_Given problem:_ Show all lines holding the string "name".

Records from a collection of figures:

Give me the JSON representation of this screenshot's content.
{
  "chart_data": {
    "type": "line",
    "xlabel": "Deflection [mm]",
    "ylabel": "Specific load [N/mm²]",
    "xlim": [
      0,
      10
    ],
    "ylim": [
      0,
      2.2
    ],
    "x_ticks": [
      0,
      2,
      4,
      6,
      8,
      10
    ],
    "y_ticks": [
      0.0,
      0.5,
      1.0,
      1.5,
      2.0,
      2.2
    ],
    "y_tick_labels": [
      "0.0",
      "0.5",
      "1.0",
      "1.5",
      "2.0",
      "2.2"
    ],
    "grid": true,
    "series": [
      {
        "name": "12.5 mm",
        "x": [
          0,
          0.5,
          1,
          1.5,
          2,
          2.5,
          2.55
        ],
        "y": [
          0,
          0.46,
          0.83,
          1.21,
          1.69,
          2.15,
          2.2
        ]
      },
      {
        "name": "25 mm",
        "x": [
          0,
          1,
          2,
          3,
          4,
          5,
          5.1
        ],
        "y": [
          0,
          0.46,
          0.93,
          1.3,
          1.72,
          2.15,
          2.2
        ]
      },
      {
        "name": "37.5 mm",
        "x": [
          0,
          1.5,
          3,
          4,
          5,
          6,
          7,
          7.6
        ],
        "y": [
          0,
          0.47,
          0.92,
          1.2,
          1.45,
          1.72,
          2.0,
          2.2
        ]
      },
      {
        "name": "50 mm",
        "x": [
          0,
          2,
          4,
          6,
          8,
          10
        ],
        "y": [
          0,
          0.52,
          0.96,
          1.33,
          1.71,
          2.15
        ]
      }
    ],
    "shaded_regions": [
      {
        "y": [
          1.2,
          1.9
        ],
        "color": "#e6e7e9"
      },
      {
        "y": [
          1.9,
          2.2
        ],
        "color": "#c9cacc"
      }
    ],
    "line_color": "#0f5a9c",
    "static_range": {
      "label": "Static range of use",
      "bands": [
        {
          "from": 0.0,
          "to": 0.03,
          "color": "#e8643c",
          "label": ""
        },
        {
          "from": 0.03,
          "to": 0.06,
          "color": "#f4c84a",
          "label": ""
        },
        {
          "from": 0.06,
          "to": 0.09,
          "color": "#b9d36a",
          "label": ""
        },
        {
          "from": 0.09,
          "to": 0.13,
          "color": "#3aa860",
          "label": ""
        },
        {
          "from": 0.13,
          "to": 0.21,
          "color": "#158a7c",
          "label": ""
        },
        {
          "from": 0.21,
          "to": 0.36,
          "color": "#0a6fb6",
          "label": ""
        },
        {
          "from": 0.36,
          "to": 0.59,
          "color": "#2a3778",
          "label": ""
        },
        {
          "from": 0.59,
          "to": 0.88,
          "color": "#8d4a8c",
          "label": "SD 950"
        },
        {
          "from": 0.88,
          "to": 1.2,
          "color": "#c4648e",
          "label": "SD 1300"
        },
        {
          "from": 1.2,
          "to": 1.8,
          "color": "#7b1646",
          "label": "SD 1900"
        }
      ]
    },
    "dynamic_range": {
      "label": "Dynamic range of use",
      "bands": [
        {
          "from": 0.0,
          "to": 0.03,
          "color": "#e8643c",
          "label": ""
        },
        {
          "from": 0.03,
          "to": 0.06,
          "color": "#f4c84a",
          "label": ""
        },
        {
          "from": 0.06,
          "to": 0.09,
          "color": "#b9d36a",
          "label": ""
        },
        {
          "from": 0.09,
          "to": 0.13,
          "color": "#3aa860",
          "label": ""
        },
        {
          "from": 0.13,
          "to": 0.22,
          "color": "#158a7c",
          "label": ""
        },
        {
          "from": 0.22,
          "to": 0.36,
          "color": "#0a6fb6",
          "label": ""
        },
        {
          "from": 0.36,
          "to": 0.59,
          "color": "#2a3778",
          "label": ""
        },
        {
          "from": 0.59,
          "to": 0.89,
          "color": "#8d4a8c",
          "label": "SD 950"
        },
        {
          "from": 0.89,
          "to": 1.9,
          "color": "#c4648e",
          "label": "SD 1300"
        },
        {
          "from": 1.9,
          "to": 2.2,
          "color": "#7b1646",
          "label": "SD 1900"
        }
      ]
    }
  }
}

_Exercise solution:_
        "name": "12.5 mm",
        "name": "25 mm",
        "name": "37.5 mm",
        "name": "50 mm",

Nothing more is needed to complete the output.